### [PROBLEM A]
Edit the text about the song "Because I Liked a Boy" between "Sabrina Carpenter singles" and "producer John Ryan.", inclusive. Replace "ballad" with "track".
### [PROBLEM B]
List every songwriter the text about "Because I Liked a Boy" credits on the song.

### [DOCUMENT EXCERPT]
☆ ☆ ☆ ☆ ☆ ☆ ☆

- Promotional poster

Single by Sabrina Carpenter

from the album Emails I Can't Send
- Written: 2021–2022
- Released: July 15, 2022
- Recorded: 2021–2022
- Studio: Jungle City Studios (New York City)
- Genre: Dark pop
- Length: 3:16
- Label: Island
- Songwriters: Sabrina Carpenter; Julia Michaels; John Ryan; JP Saxe;
- Producer: John Ryan

Sabrina Carpenter singles chronology
| "Vicious" (2022) | "Because I Liked a Boy" (2022) | "Nonsense" (2022) |

Music video
- "Because I Liked a Boy" on YouTube

= Because I Liked a Boy =

2022 single by Sabrina Carpenter

"Because I Liked a Boy" (stylized in all lowercase) is a song by American singer Sabrina Carpenter. It was released through Island Records on July 15, 2022, as the fourth single from Carpenter's fifth studio album Emails I Can't Send (2022). The song is a dark pop ballad which speaks about the emotional turmoil Carpenter experienced on social media platforms. She co-wrote the song with JP Saxe and Julia Michaels, along with producer John Ryan.

☆ ☆ ☆ ☆ ☆ ☆ ☆

### [GIVEN DATA]
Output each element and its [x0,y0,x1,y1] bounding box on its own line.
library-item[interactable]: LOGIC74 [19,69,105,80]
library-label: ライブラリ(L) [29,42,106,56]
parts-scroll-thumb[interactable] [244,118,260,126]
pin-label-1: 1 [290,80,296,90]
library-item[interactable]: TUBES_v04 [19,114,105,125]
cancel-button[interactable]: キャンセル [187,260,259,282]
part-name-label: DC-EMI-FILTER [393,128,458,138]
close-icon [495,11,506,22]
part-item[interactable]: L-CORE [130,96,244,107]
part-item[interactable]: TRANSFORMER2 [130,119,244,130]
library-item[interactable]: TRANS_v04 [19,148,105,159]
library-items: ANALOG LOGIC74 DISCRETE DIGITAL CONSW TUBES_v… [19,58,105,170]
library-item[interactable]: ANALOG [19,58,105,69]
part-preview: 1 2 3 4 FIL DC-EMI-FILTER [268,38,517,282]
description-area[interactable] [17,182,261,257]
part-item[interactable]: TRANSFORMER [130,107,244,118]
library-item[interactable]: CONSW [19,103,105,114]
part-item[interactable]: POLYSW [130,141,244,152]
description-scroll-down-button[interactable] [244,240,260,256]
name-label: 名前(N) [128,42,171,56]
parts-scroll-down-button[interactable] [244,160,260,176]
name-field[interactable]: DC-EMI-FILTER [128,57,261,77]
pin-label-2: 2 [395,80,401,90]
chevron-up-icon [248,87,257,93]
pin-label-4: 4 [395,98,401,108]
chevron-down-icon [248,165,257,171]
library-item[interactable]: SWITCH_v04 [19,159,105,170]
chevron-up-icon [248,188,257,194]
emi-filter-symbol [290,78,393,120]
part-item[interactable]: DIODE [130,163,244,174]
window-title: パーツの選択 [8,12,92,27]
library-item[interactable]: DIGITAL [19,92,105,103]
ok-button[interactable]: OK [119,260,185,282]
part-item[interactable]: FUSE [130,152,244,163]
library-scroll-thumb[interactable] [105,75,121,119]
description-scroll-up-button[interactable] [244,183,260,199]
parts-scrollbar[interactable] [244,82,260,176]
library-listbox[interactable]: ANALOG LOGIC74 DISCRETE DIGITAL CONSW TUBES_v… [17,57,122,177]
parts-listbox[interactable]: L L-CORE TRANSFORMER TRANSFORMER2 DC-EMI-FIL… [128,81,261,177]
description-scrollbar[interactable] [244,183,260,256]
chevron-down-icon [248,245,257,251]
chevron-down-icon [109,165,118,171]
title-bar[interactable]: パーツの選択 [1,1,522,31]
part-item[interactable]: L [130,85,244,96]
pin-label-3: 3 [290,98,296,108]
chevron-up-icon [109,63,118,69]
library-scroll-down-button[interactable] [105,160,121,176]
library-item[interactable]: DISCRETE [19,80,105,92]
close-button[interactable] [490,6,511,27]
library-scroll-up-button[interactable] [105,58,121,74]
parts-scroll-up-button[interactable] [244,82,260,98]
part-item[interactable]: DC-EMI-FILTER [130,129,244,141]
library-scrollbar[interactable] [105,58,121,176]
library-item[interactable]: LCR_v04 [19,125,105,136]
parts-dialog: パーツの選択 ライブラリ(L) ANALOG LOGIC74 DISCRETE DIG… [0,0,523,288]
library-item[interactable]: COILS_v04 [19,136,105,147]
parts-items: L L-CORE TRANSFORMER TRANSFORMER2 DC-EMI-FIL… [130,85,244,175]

☆ ☆ ☆ ☆ ☆ ☆ ☆

### [PROBLEM SOLUTION A]
Sabrina Carpenter singles chronology
| "Vicious" (2022) | "Because I Liked a Boy" (2022) | "Nonsense" (2022) |

Music video
- "Because I Liked a Boy" on YouTube

= Because I Liked a Boy =

2022 single by Sabrina Carpenter

"Because I Liked a Boy" (stylized in all lowercase) is a song by American singer Sabrina Carpenter. It was released through Island Records on July 15, 2022, as the fourth single from Carpenter's fifth studio album Emails I Can't Send (2022). The song is a dark pop track which speaks about the emotional turmoil Carpenter experienced on social media platforms. She co-wrote the song with JP Saxe and Julia Michaels, along with producer John Ryan.

### [PROBLEM SOLUTION B]
Sabrina Carpenter, Julia Michaels, John Ryan, JP Saxe